## Exercise:
Copy all the material that follows, keeping every character the same.

## Stored data:
..........

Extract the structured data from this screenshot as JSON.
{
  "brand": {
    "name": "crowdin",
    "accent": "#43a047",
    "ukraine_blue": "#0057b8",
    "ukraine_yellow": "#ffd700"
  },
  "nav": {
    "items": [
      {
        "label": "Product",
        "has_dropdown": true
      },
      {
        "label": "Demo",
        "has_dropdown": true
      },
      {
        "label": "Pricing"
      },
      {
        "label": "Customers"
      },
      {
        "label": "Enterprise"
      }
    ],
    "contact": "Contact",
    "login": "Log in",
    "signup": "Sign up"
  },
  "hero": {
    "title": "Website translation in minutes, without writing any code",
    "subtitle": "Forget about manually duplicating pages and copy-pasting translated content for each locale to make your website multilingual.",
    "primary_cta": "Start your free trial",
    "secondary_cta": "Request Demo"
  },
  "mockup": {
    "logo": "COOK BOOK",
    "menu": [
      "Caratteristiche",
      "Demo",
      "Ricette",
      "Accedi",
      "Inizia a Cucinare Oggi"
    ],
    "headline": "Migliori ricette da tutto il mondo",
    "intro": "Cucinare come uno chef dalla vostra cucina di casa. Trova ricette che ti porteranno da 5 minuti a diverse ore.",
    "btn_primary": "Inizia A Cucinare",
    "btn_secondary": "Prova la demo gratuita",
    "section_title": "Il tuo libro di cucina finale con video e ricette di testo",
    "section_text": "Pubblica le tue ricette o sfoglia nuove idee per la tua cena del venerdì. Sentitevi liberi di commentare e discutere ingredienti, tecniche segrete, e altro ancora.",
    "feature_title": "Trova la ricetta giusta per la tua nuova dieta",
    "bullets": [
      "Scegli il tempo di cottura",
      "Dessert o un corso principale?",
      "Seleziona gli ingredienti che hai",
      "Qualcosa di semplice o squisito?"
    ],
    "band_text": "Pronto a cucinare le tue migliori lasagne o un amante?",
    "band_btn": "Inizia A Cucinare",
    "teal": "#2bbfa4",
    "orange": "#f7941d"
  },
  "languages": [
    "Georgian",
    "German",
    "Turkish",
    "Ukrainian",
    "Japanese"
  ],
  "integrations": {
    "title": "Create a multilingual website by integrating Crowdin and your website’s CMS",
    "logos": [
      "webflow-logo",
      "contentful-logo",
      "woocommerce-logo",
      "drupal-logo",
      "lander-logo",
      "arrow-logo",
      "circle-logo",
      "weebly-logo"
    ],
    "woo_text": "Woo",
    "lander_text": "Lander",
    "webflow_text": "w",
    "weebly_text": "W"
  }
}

..........

## Problem solution:
Extract the structured data from this screenshot as JSON.
{
  "brand": {
    "name": "crowdin",
    "accent": "#43a047",
    "ukraine_blue": "#0057b8",
    "ukraine_yellow": "#ffd700"
  },
  "nav": {
    "items": [
      {
        "label": "Product",
        "has_dropdown": true
      },
      {
        "label": "Demo",
        "has_dropdown": true
      },
      {
        "label": "Pricing"
      },
      {
        "label": "Customers"
      },
      {
        "label": "Enterprise"
      }
    ],
    "contact": "Contact",
    "login": "Log in",
    "signup": "Sign up"
  },
  "hero": {
    "title": "Website translation in minutes, without writing any code",
    "subtitle": "Forget about manually duplicating pages and copy-pasting translated content for each locale to make your website multilingual.",
    "primary_cta": "Start your free trial",
    "secondary_cta": "Request Demo"
  },
  "mockup": {
    "logo": "COOK BOOK",
    "menu": [
      "Caratteristiche",
      "Demo",
      "Ricette",
      "Accedi",
      "Inizia a Cucinare Oggi"
    ],
    "headline": "Migliori ricette da tutto il mondo",
    "intro": "Cucinare come uno chef dalla vostra cucina di casa. Trova ricette che ti porteranno da 5 minuti a diverse ore.",
    "btn_primary": "Inizia A Cucinare",
    "btn_secondary": "Prova la demo gratuita",
    "section_title": "Il tuo libro di cucina finale con video e ricette di testo",
    "section_text": "Pubblica le tue ricette o sfoglia nuove idee per la tua cena del venerdì. Sentitevi liberi di commentare e discutere ingredienti, tecniche segrete, e altro ancora.",
    "feature_title": "Trova la ricetta giusta per la tua nuova dieta",
    "bullets": [
      "Scegli il tempo di cottura",
      "Dessert o un corso principale?",
      "Seleziona gli ingredienti che hai",
      "Qualcosa di semplice o squisito?"
    ],
    "band_text": "Pronto a cucinare le tue migliori lasagne o un amante?",
    "band_btn": "Inizia A Cucinare",
    "teal": "#2bbfa4",
    "orange": "#f7941d"
  },
  "languages": [
    "Georgian",
    "German",
    "Turkish",
    "Ukrainian",
    "Japanese"
  ],
  "integrations": {
    "title": "Create a multilingual website by integrating Crowdin and your website’s CMS",
    "logos": [
      "webflow-logo",
      "contentful-logo",
      "woocommerce-logo",
      "drupal-logo",
      "lander-logo",
      "arrow-logo",
      "circle-logo",
      "weebly-logo"
    ],
    "woo_text": "Woo",
    "lander_text": "Lander",
    "webflow_text": "w",
    "weebly_text": "W"
  }
}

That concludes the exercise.